* PROBLEM TO WORK ON *
From the entries that follow, pick out all lines holding "accent".

··· THE INPUT

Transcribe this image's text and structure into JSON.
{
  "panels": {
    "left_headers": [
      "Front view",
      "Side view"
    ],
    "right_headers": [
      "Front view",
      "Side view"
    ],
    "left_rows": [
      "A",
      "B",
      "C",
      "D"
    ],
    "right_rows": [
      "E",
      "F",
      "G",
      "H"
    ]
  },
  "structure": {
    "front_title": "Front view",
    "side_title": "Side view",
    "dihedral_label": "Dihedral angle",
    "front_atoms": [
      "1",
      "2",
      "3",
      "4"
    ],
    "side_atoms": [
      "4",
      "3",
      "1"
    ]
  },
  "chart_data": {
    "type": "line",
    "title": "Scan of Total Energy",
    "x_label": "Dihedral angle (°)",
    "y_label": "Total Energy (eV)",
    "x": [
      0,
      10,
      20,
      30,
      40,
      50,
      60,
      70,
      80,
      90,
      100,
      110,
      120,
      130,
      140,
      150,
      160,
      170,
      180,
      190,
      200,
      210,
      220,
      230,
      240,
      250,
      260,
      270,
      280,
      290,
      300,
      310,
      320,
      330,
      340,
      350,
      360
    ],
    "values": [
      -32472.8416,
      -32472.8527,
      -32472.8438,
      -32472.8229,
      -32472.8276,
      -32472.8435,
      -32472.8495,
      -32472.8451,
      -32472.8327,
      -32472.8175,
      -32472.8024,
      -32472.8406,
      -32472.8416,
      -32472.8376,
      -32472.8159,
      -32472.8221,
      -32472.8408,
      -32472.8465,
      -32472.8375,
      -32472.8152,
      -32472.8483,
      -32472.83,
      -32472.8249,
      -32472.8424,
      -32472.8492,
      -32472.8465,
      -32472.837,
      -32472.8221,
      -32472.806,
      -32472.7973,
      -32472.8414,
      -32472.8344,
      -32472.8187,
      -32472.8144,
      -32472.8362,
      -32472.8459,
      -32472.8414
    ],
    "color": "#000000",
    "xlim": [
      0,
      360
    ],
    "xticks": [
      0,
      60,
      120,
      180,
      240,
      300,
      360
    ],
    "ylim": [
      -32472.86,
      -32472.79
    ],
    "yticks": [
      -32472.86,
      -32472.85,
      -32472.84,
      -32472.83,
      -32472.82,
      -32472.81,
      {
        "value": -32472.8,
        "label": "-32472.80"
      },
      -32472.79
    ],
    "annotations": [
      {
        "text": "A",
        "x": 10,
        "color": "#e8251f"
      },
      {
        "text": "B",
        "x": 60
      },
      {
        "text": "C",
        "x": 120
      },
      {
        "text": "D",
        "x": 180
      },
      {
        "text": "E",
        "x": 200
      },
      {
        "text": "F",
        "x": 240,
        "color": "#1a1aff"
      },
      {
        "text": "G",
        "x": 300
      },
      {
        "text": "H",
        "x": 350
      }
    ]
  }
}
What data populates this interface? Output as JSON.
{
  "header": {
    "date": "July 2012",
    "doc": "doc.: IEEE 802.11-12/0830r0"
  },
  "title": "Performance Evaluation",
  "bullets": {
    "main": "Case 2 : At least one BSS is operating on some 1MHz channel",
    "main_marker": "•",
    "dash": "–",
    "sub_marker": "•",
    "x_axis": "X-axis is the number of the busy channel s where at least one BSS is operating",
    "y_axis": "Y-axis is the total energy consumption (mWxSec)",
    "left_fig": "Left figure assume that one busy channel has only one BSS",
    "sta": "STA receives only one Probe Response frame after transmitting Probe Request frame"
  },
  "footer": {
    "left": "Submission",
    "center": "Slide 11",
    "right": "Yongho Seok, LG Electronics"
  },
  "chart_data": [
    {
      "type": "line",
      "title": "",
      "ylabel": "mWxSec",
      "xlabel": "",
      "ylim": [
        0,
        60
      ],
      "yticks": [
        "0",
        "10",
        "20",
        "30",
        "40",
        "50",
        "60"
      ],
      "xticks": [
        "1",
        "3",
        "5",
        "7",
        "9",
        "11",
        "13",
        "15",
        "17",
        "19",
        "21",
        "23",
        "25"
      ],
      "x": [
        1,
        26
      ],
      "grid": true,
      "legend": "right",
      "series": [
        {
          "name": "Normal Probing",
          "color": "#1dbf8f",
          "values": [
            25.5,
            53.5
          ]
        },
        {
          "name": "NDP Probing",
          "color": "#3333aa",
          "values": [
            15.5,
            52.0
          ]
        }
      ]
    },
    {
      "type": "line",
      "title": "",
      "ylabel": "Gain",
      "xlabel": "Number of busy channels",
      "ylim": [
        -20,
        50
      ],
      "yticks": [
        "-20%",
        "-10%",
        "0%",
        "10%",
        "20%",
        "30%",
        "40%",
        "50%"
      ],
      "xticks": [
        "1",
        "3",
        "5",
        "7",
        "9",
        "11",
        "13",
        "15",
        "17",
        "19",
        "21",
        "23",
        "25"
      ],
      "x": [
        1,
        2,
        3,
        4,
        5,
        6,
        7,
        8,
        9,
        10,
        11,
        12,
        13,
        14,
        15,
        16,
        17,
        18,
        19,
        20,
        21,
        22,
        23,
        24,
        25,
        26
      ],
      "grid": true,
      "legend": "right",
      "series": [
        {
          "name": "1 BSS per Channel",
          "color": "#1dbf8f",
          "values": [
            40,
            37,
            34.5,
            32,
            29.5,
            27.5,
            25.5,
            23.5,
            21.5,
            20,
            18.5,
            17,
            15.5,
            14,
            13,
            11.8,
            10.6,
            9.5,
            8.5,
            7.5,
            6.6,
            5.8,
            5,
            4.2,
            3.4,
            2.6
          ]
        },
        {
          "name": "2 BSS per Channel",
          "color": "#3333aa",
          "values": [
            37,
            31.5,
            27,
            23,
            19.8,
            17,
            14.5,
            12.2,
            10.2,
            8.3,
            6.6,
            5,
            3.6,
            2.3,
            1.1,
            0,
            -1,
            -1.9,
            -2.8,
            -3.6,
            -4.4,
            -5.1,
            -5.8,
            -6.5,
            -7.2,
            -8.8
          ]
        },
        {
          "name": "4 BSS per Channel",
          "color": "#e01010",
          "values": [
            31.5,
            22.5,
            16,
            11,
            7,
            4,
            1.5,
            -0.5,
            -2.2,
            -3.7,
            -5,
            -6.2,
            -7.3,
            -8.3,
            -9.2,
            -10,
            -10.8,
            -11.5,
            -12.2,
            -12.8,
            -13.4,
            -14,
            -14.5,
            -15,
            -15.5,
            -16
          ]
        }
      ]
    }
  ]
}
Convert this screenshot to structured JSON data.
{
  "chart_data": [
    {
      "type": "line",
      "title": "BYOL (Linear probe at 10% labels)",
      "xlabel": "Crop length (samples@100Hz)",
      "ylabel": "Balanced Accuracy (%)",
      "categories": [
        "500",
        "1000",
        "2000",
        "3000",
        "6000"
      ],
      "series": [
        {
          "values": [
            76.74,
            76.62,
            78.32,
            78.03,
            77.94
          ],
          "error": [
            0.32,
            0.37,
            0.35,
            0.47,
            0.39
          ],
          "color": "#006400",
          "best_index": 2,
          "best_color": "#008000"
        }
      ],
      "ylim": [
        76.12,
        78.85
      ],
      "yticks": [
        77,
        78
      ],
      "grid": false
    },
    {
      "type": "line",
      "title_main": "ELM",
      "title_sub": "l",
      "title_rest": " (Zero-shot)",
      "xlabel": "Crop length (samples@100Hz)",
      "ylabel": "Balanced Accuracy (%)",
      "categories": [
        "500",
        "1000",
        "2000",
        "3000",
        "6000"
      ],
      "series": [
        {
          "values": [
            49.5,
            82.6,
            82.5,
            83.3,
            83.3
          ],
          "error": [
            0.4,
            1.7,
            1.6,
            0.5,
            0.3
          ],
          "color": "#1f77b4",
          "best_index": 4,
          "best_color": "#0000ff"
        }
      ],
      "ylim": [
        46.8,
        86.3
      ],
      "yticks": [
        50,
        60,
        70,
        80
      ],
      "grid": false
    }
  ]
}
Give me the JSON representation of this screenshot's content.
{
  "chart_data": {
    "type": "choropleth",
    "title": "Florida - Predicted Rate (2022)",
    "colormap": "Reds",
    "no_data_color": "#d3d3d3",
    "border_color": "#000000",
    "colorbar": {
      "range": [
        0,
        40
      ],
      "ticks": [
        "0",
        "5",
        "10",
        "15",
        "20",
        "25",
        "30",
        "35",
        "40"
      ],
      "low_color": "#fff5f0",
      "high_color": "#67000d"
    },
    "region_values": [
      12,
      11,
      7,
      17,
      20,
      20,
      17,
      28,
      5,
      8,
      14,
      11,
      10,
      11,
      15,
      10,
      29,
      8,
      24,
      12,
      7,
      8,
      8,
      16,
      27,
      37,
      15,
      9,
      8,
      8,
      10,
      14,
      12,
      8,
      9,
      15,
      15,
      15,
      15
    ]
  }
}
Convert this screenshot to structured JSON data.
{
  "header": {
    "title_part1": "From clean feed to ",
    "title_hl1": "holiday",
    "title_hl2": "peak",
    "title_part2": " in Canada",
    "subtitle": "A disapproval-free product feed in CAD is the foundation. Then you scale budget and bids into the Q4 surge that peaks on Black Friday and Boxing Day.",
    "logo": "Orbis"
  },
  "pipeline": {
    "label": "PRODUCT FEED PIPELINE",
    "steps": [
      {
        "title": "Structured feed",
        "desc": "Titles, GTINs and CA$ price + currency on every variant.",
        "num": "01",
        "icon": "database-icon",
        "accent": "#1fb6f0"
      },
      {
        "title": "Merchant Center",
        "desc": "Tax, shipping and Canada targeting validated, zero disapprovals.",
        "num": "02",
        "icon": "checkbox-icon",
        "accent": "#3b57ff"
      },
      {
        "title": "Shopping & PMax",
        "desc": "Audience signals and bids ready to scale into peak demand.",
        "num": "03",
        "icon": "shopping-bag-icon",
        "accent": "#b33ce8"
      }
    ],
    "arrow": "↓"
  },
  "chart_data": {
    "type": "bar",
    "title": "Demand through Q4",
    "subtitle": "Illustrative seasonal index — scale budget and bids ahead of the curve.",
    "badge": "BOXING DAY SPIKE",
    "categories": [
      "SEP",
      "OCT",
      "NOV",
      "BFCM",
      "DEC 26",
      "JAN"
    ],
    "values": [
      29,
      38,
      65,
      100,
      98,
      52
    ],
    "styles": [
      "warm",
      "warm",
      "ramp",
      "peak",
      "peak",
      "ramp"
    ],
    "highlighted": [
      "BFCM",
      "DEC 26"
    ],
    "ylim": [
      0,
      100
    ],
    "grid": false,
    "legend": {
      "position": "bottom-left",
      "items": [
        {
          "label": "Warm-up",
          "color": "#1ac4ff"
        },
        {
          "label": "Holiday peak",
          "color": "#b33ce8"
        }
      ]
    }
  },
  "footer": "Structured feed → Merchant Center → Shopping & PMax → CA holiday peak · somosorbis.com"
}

······

* REPLY TO THE TASK *
        "accent": "#1fb6f0"
        "accent": "#3b57ff"
        "accent": "#b33ce8"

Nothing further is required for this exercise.